• [EXERCISE INSTRUCTIONS]:
Each line below has to be set down again exactly.

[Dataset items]
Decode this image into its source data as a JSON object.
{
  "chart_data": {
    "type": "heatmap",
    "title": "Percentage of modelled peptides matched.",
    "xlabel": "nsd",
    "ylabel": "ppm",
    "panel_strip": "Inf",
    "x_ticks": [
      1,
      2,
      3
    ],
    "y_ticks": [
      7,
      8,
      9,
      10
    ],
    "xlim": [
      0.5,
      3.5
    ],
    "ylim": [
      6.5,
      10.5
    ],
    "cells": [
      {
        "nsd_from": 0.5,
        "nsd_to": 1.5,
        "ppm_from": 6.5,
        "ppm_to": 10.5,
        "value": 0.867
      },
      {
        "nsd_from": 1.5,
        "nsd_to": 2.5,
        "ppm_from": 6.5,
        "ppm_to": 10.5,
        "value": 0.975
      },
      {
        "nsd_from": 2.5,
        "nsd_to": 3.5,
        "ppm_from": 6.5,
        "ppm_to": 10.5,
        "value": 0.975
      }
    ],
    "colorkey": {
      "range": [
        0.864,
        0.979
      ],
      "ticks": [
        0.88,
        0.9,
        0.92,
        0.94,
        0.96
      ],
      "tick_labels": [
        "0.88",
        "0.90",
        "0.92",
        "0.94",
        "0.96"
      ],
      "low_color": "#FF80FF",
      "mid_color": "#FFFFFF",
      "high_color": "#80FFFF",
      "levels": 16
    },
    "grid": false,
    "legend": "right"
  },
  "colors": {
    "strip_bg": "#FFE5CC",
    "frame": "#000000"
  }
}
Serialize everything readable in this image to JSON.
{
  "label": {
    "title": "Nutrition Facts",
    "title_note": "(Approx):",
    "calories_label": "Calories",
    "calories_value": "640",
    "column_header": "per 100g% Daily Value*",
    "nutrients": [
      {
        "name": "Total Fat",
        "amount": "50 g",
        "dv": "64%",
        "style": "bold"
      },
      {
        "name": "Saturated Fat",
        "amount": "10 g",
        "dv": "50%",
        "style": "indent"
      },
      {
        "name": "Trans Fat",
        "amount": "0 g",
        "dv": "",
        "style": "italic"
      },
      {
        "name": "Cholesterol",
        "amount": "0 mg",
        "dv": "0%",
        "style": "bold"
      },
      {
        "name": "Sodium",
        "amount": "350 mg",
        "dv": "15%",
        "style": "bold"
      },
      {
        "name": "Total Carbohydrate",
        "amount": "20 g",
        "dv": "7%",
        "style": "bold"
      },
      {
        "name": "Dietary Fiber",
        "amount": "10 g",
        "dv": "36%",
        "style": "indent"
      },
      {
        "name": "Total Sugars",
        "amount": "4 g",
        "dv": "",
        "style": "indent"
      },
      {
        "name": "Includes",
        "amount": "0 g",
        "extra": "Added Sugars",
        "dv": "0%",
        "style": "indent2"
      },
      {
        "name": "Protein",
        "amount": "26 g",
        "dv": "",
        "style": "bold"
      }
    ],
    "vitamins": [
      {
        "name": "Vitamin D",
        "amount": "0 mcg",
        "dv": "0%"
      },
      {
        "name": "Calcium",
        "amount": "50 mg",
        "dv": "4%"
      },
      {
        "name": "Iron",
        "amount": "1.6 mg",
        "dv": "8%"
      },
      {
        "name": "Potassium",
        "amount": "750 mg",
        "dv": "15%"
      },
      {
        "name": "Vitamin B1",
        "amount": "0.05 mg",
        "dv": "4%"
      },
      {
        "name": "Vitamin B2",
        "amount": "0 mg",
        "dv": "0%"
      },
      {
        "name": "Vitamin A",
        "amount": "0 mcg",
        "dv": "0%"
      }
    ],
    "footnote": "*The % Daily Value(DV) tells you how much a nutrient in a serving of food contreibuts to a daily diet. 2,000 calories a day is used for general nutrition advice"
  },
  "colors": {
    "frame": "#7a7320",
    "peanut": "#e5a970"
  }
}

• [RESPONSE TO THIS EXERCISE]:
Decode this image into its source data as a JSON object.
{
  "chart_data": {
    "type": "heatmap",
    "title": "Percentage of modelled peptides matched.",
    "xlabel": "nsd",
    "ylabel": "ppm",
    "panel_strip": "Inf",
    "x_ticks": [
      1,
      2,
      3
    ],
    "y_ticks": [
      7,
      8,
      9,
      10
    ],
    "xlim": [
      0.5,
      3.5
    ],
    "ylim": [
      6.5,
      10.5
    ],
    "cells": [
      {
        "nsd_from": 0.5,
        "nsd_to": 1.5,
        "ppm_from": 6.5,
        "ppm_to": 10.5,
        "value": 0.867
      },
      {
        "nsd_from": 1.5,
        "nsd_to": 2.5,
        "ppm_from": 6.5,
        "ppm_to": 10.5,
        "value": 0.975
      },
      {
        "nsd_from": 2.5,
        "nsd_to": 3.5,
        "ppm_from": 6.5,
        "ppm_to": 10.5,
        "value": 0.975
      }
    ],
    "colorkey": {
      "range": [
        0.864,
        0.979
      ],
      "ticks": [
        0.88,
        0.9,
        0.92,
        0.94,
        0.96
      ],
      "tick_labels": [
        "0.88",
        "0.90",
        "0.92",
        "0.94",
        "0.96"
      ],
      "low_color": "#FF80FF",
      "mid_color": "#FFFFFF",
      "high_color": "#80FFFF",
      "levels": 16
    },
    "grid": false,
    "legend": "right"
  },
  "colors": {
    "strip_bg": "#FFE5CC",
    "frame": "#000000"
  }
}
Serialize everything readable in this image to JSON.
{
  "label": {
    "title": "Nutrition Facts",
    "title_note": "(Approx):",
    "calories_label": "Calories",
    "calories_value": "640",
    "column_header": "per 100g% Daily Value*",
    "nutrients": [
      {
        "name": "Total Fat",
        "amount": "50 g",
        "dv": "64%",
        "style": "bold"
      },
      {
        "name": "Saturated Fat",
        "amount": "10 g",
        "dv": "50%",
        "style": "indent"
      },
      {
        "name": "Trans Fat",
        "amount": "0 g",
        "dv": "",
        "style": "italic"
      },
      {
        "name": "Cholesterol",
        "amount": "0 mg",
        "dv": "0%",
        "style": "bold"
      },
      {
        "name": "Sodium",
        "amount": "350 mg",
        "dv": "15%",
        "style": "bold"
      },
      {
        "name": "Total Carbohydrate",
        "amount": "20 g",
        "dv": "7%",
        "style": "bold"
      },
      {
        "name": "Dietary Fiber",
        "amount": "10 g",
        "dv": "36%",
        "style": "indent"
      },
      {
        "name": "Total Sugars",
        "amount": "4 g",
        "dv": "",
        "style": "indent"
      },
      {
        "name": "Includes",
        "amount": "0 g",
        "extra": "Added Sugars",
        "dv": "0%",
        "style": "indent2"
      },
      {
        "name": "Protein",
        "amount": "26 g",
        "dv": "",
        "style": "bold"
      }
    ],
    "vitamins": [
      {
        "name": "Vitamin D",
        "amount": "0 mcg",
        "dv": "0%"
      },
      {
        "name": "Calcium",
        "amount": "50 mg",
        "dv": "4%"
      },
      {
        "name": "Iron",
        "amount": "1.6 mg",
        "dv": "8%"
      },
      {
        "name": "Potassium",
        "amount": "750 mg",
        "dv": "15%"
      },
      {
        "name": "Vitamin B1",
        "amount": "0.05 mg",
        "dv": "4%"
      },
      {
        "name": "Vitamin B2",
        "amount": "0 mg",
        "dv": "0%"
      },
      {
        "name": "Vitamin A",
        "amount": "0 mcg",
        "dv": "0%"
      }
    ],
    "footnote": "*The % Daily Value(DV) tells you how much a nutrient in a serving of food contreibuts to a daily diet. 2,000 calories a day is used for general nutrition advice"
  },
  "colors": {
    "frame": "#7a7320",
    "peanut": "#e5a970"
  }
}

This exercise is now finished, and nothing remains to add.